▸ Instruction:
Turn each line of the listing below into a JSON list of strings, one string per line, omitting any blank lines.

▸ Records for this task:
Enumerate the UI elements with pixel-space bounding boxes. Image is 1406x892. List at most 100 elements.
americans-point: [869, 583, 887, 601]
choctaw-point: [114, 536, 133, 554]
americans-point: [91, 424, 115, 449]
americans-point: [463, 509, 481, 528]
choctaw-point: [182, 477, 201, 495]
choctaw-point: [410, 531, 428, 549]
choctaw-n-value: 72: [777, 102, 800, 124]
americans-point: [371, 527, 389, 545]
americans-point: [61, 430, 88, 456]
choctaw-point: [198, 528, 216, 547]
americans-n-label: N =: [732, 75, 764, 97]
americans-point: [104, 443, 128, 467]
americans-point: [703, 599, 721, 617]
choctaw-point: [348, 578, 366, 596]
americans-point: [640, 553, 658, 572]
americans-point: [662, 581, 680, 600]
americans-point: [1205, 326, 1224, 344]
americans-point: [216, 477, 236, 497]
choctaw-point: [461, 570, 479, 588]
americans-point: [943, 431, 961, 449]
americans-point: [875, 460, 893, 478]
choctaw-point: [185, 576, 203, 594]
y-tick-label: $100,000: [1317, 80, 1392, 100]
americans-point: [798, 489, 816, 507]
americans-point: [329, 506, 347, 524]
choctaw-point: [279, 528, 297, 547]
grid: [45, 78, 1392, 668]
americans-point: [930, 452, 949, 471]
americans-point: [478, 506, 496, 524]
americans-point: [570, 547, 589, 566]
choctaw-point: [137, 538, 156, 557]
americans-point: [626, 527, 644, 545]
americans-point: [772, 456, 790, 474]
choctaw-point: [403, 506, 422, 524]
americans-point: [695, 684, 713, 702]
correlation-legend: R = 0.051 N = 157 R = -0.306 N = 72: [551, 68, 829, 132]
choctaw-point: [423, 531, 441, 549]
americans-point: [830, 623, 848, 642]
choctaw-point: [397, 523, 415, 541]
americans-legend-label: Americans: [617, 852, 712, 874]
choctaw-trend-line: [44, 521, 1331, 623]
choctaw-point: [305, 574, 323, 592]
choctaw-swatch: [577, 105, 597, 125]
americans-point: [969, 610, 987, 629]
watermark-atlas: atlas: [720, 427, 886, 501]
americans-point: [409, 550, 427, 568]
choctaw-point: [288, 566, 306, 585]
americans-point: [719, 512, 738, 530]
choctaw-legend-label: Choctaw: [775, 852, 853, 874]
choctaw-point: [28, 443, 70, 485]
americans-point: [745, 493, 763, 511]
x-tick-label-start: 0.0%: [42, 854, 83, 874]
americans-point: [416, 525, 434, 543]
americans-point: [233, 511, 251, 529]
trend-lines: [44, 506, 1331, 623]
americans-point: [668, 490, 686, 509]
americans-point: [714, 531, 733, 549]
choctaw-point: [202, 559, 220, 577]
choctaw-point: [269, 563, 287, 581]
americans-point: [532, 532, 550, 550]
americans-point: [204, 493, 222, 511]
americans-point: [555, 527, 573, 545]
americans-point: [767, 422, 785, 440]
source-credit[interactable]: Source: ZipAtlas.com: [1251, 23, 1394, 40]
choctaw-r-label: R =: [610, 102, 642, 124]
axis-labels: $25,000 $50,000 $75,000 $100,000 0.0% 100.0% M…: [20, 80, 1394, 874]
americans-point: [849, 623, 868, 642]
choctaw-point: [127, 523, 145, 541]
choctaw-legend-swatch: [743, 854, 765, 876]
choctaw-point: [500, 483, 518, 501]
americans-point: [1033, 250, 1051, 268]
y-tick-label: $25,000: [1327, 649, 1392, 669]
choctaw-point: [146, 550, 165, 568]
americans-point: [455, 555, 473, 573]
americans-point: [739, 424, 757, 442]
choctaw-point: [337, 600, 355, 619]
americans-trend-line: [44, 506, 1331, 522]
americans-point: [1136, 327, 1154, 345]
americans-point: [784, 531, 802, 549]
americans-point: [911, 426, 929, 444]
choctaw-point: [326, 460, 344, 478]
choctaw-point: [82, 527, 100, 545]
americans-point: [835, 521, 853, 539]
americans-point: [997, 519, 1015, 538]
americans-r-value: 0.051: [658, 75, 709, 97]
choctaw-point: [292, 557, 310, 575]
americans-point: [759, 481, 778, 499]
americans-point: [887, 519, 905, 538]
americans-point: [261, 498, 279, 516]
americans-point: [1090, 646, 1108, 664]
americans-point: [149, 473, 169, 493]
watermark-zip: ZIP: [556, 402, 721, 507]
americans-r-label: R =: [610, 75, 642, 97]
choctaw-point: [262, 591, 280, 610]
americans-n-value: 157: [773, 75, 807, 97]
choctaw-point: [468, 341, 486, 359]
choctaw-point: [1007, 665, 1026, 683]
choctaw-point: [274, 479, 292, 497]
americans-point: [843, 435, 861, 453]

▸ Output for this task:
[
  "Enumerate the UI elements with pixel-space bounding boxes. Image is 1406x892. List at most 100 elements.",
  "americans-point: [869, 583, 887, 601]",
  "choctaw-point: [114, 536, 133, 554]",
  "americans-point: [91, 424, 115, 449]",
  "americans-point: [463, 509, 481, 528]",
  "choctaw-point: [182, 477, 201, 495]",
  "choctaw-point: [410, 531, 428, 549]",
  "choctaw-n-value: 72: [777, 102, 800, 124]",
  "americans-point: [371, 527, 389, 545]",
  "americans-point: [61, 430, 88, 456]",
  "choctaw-point: [198, 528, 216, 547]",
  "americans-n-label: N =: [732, 75, 764, 97]",
  "americans-point: [104, 443, 128, 467]",
  "americans-point: [703, 599, 721, 617]",
  "choctaw-point: [348, 578, 366, 596]",
  "americans-point: [640, 553, 658, 572]",
  "americans-point: [662, 581, 680, 600]",
  "americans-point: [1205, 326, 1224, 344]",
  "americans-point: [216, 477, 236, 497]",
  "choctaw-point: [461, 570, 479, 588]",
  "americans-point: [943, 431, 961, 449]",
  "americans-point: [875, 460, 893, 478]",
  "choctaw-point: [185, 576, 203, 594]",
  "y-tick-label: $100,000: [1317, 80, 1392, 100]",
  "americans-point: [798, 489, 816, 507]",
  "americans-point: [329, 506, 347, 524]",
  "choctaw-point: [279, 528, 297, 547]",
  "grid: [45, 78, 1392, 668]",
  "americans-point: [930, 452, 949, 471]",
  "americans-point: [478, 506, 496, 524]",
  "americans-point: [570, 547, 589, 566]",
  "choctaw-point: [137, 538, 156, 557]",
  "americans-point: [626, 527, 644, 545]",
  "americans-point: [772, 456, 790, 474]",
  "choctaw-point: [403, 506, 422, 524]",
  "americans-point: [695, 684, 713, 702]",
  "correlation-legend: R = 0.051 N = 157 R = -0.306 N = 72: [551, 68, 829, 132]",
  "choctaw-point: [423, 531, 441, 549]",
  "americans-point: [830, 623, 848, 642]",
  "choctaw-point: [397, 523, 415, 541]",
  "americans-legend-label: Americans: [617, 852, 712, 874]",
  "choctaw-trend-line: [44, 521, 1331, 623]",
  "choctaw-point: [305, 574, 323, 592]",
  "choctaw-swatch: [577, 105, 597, 125]",
  "americans-point: [969, 610, 987, 629]",
  "watermark-atlas: atlas: [720, 427, 886, 501]",
  "americans-point: [409, 550, 427, 568]",
  "choctaw-point: [288, 566, 306, 585]",
  "americans-point: [719, 512, 738, 530]",
  "choctaw-legend-label: Choctaw: [775, 852, 853, 874]",
  "choctaw-point: [28, 443, 70, 485]",
  "americans-point: [745, 493, 763, 511]",
  "x-tick-label-start: 0.0%: [42, 854, 83, 874]",
  "americans-point: [416, 525, 434, 543]",
  "americans-point: [233, 511, 251, 529]",
  "trend-lines: [44, 506, 1331, 623]",
  "americans-point: [668, 490, 686, 509]",
  "americans-point: [714, 531, 733, 549]",
  "choctaw-point: [202, 559, 220, 577]",
  "choctaw-point: [269, 563, 287, 581]",
  "americans-point: [532, 532, 550, 550]",
  "americans-point: [204, 493, 222, 511]",
  "americans-point: [555, 527, 573, 545]",
  "americans-point: [767, 422, 785, 440]",
  "source-credit[interactable]: Source: ZipAtlas.com: [1251, 23, 1394, 40]",
  "choctaw-r-label: R =: [610, 102, 642, 124]",
  "axis-labels: $25,000 $50,000 $75,000 $100,000 0.0% 100.0% M…: [20, 80, 1394, 874]",
  "americans-point: [849, 623, 868, 642]",
  "choctaw-point: [127, 523, 145, 541]",
  "choctaw-legend-swatch: [743, 854, 765, 876]",
  "choctaw-point: [500, 483, 518, 501]",
  "americans-point: [1033, 250, 1051, 268]",
  "y-tick-label: $25,000: [1327, 649, 1392, 669]",
  "choctaw-point: [146, 550, 165, 568]",
  "americans-point: [455, 555, 473, 573]",
  "americans-point: [739, 424, 757, 442]",
  "choctaw-point: [337, 600, 355, 619]",
  "americans-trend-line: [44, 506, 1331, 522]",
  "americans-point: [1136, 327, 1154, 345]",
  "americans-point: [784, 531, 802, 549]",
  "americans-point: [911, 426, 929, 444]",
  "choctaw-point: [326, 460, 344, 478]",
  "choctaw-point: [82, 527, 100, 545]",
  "americans-point: [835, 521, 853, 539]",
  "americans-point: [997, 519, 1015, 538]",
  "americans-r-value: 0.051: [658, 75, 709, 97]",
  "choctaw-point: [292, 557, 310, 575]",
  "americans-point: [759, 481, 778, 499]",
  "americans-point: [887, 519, 905, 538]",
  "americans-point: [261, 498, 279, 516]",
  "americans-point: [1090, 646, 1108, 664]",
  "americans-point: [149, 473, 169, 493]",
  "watermark-zip: ZIP: [556, 402, 721, 507]",
  "americans-r-label: R =: [610, 75, 642, 97]",
  "choctaw-point: [262, 591, 280, 610]",
  "americans-n-value: 157: [773, 75, 807, 97]",
  "choctaw-point: [468, 341, 486, 359]",
  "choctaw-point: [1007, 665, 1026, 683]",
  "choctaw-point: [274, 479, 292, 497]",
  "americans-point: [843, 435, 861, 453]"
]